[Raw records]
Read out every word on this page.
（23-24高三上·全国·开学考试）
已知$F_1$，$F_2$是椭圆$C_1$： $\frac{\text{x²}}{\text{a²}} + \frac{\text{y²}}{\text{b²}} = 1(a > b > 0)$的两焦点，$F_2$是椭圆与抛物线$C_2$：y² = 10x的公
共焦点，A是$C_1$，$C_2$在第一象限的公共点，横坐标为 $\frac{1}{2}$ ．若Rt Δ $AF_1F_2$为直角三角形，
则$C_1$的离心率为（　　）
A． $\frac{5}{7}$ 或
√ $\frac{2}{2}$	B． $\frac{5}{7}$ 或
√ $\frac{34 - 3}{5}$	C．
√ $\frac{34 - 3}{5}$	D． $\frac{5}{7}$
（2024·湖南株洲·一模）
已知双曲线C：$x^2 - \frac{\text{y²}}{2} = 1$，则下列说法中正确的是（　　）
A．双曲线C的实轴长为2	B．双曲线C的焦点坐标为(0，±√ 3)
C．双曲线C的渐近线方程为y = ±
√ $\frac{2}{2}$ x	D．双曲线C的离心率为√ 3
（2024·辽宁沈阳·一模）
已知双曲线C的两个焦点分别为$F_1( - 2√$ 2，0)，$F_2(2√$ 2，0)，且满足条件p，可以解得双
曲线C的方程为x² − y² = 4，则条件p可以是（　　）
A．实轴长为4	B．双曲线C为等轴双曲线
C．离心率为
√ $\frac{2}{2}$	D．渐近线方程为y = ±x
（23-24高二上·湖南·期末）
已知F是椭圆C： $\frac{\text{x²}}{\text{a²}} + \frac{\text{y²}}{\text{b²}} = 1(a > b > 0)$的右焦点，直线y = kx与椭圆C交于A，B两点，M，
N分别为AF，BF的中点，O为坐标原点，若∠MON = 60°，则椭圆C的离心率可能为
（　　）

◆ **AIM**: Write out every record shown above, word for word.

◆ **EXERCISE ANSWER**:
Read out every word on this page.
（23-24高三上·全国·开学考试）
已知$F_1$，$F_2$是椭圆$C_1$： $\frac{\text{x²}}{\text{a²}} + \frac{\text{y²}}{\text{b²}} = 1(a > b > 0)$的两焦点，$F_2$是椭圆与抛物线$C_2$：y² = 10x的公
共焦点，A是$C_1$，$C_2$在第一象限的公共点，横坐标为 $\frac{1}{2}$ ．若Rt Δ $AF_1F_2$为直角三角形，
则$C_1$的离心率为（　　）
A． $\frac{5}{7}$ 或
√ $\frac{2}{2}$	B． $\frac{5}{7}$ 或
√ $\frac{34 - 3}{5}$	C．
√ $\frac{34 - 3}{5}$	D． $\frac{5}{7}$
（2024·湖南株洲·一模）
已知双曲线C：$x^2 - \frac{\text{y²}}{2} = 1$，则下列说法中正确的是（　　）
A．双曲线C的实轴长为2	B．双曲线C的焦点坐标为(0，±√ 3)
C．双曲线C的渐近线方程为y = ±
√ $\frac{2}{2}$ x	D．双曲线C的离心率为√ 3
（2024·辽宁沈阳·一模）
已知双曲线C的两个焦点分别为$F_1( - 2√$ 2，0)，$F_2(2√$ 2，0)，且满足条件p，可以解得双
曲线C的方程为x² − y² = 4，则条件p可以是（　　）
A．实轴长为4	B．双曲线C为等轴双曲线
C．离心率为
√ $\frac{2}{2}$	D．渐近线方程为y = ±x
（23-24高二上·湖南·期末）
已知F是椭圆C： $\frac{\text{x²}}{\text{a²}} + \frac{\text{y²}}{\text{b²}} = 1(a > b > 0)$的右焦点，直线y = kx与椭圆C交于A，B两点，M，
N分别为AF，BF的中点，O为坐标原点，若∠MON = 60°，则椭圆C的离心率可能为
（　　）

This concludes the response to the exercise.